Written exercise: Scan the records and identify every line in which the string "التغيير" occurs, then return those lines.

=== Data in this exercise ===

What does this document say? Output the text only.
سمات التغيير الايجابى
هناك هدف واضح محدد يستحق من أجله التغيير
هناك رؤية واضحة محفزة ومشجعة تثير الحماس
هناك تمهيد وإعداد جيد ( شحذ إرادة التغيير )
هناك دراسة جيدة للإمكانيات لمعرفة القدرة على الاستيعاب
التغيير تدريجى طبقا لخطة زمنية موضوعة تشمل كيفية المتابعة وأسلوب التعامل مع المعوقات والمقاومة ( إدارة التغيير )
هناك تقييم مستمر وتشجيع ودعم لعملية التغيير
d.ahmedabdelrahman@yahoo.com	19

===

Written solution:
سمات التغيير الايجابى
هناك هدف واضح محدد يستحق من أجله التغيير
هناك تمهيد وإعداد جيد ( شحذ إرادة التغيير )
التغيير تدريجى طبقا لخطة زمنية موضوعة تشمل كيفية المتابعة وأسلوب التعامل مع المعوقات والمقاومة ( إدارة التغيير )
هناك تقييم مستمر وتشجيع ودعم لعملية التغيير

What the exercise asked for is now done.